◆ What is being asked: Below are some entries. Copy each line that holds the string "JSON".

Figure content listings
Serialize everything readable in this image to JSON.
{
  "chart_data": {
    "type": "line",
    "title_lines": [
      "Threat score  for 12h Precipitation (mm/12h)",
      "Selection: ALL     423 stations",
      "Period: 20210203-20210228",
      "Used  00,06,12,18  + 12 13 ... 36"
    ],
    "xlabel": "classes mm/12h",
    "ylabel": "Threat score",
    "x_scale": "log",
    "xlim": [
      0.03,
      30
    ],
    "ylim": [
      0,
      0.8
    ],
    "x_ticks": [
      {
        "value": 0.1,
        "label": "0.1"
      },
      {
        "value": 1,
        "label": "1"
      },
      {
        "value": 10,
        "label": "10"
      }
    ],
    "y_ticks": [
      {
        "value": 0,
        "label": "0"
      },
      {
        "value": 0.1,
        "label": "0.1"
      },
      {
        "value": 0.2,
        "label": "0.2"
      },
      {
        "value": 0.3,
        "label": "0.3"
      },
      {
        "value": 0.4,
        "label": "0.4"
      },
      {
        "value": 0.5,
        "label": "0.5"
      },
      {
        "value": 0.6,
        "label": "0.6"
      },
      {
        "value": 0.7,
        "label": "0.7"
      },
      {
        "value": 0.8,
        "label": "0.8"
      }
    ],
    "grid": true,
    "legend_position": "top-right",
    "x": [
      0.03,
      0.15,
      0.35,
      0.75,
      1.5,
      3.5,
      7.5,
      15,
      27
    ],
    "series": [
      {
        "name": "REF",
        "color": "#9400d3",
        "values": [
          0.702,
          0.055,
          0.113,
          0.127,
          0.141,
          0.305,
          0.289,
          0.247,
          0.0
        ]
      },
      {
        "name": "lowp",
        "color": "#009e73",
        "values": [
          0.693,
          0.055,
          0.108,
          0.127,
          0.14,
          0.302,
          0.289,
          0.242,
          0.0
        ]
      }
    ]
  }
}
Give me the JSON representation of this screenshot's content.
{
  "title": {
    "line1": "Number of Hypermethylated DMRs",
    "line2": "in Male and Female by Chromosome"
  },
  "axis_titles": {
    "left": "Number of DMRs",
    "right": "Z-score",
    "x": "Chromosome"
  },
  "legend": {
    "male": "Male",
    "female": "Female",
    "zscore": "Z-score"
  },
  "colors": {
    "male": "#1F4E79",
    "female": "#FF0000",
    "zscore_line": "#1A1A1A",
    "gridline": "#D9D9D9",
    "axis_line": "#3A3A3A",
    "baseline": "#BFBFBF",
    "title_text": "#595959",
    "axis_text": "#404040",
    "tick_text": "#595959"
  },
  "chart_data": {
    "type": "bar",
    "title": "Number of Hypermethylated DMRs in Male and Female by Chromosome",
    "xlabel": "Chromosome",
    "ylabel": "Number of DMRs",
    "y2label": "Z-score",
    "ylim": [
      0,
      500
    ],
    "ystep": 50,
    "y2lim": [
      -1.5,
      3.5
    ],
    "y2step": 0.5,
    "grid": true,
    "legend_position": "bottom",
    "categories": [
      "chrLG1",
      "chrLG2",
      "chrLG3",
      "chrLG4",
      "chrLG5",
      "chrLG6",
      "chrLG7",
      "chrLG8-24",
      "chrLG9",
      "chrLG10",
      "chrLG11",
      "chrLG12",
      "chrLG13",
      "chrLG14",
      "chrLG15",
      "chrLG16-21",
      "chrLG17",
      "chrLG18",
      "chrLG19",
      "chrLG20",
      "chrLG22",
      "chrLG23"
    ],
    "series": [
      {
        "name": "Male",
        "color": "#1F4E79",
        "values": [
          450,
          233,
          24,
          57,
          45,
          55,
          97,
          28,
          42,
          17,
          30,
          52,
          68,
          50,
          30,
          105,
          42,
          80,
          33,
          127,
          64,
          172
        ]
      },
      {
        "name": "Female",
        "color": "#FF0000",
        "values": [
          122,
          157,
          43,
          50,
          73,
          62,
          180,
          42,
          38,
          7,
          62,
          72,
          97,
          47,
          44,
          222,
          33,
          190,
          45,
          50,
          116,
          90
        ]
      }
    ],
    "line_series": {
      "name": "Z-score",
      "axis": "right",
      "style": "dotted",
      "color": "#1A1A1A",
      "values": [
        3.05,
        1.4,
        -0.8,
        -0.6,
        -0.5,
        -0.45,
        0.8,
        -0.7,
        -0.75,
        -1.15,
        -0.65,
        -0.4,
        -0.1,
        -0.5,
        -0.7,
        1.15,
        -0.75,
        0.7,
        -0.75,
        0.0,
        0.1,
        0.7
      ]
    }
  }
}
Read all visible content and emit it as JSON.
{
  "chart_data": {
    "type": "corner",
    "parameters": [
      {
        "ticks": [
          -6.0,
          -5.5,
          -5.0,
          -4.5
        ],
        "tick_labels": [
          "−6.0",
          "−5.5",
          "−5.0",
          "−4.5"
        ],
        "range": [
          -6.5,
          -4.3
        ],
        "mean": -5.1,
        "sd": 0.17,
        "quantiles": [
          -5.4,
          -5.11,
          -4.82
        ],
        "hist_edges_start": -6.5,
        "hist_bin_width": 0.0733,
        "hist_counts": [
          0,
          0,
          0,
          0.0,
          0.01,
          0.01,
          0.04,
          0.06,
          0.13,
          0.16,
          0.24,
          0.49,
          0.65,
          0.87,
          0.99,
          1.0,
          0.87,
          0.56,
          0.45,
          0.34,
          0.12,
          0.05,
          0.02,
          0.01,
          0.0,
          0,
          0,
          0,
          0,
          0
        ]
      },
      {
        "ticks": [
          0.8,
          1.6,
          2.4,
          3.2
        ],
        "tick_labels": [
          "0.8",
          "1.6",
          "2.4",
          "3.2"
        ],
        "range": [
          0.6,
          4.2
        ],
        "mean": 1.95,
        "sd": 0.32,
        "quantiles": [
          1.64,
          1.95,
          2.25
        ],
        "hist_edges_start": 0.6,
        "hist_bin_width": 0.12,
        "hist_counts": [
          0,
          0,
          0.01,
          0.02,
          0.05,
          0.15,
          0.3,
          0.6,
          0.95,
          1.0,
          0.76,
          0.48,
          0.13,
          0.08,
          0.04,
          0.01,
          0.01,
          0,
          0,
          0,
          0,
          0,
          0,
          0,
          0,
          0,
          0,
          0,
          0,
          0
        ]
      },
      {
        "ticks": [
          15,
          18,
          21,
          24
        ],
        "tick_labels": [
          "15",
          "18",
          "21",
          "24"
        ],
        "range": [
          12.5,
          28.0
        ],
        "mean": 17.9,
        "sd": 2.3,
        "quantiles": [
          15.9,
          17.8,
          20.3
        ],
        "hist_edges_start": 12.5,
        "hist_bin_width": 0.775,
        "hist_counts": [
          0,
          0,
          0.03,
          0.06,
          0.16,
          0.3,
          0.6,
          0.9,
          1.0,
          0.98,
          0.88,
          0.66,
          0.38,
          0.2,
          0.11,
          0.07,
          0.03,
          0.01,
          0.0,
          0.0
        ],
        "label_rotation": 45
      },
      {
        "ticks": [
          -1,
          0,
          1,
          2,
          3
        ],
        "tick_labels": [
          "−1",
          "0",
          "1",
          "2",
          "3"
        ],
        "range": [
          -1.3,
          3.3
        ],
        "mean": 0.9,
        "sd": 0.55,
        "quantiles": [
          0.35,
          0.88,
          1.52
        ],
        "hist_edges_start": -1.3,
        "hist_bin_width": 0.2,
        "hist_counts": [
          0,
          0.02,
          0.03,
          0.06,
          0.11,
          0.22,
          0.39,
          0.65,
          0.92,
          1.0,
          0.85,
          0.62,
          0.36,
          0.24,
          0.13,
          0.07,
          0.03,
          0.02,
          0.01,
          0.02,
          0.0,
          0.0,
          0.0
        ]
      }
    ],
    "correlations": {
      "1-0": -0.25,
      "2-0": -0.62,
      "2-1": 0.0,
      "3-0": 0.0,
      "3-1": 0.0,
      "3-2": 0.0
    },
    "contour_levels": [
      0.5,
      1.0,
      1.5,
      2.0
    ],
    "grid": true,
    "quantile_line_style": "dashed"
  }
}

◆ Expected output:
Serialize everything readable in this image to JSON.
Give me the JSON representation of this screenshot's content.
Read all visible content and emit it as JSON.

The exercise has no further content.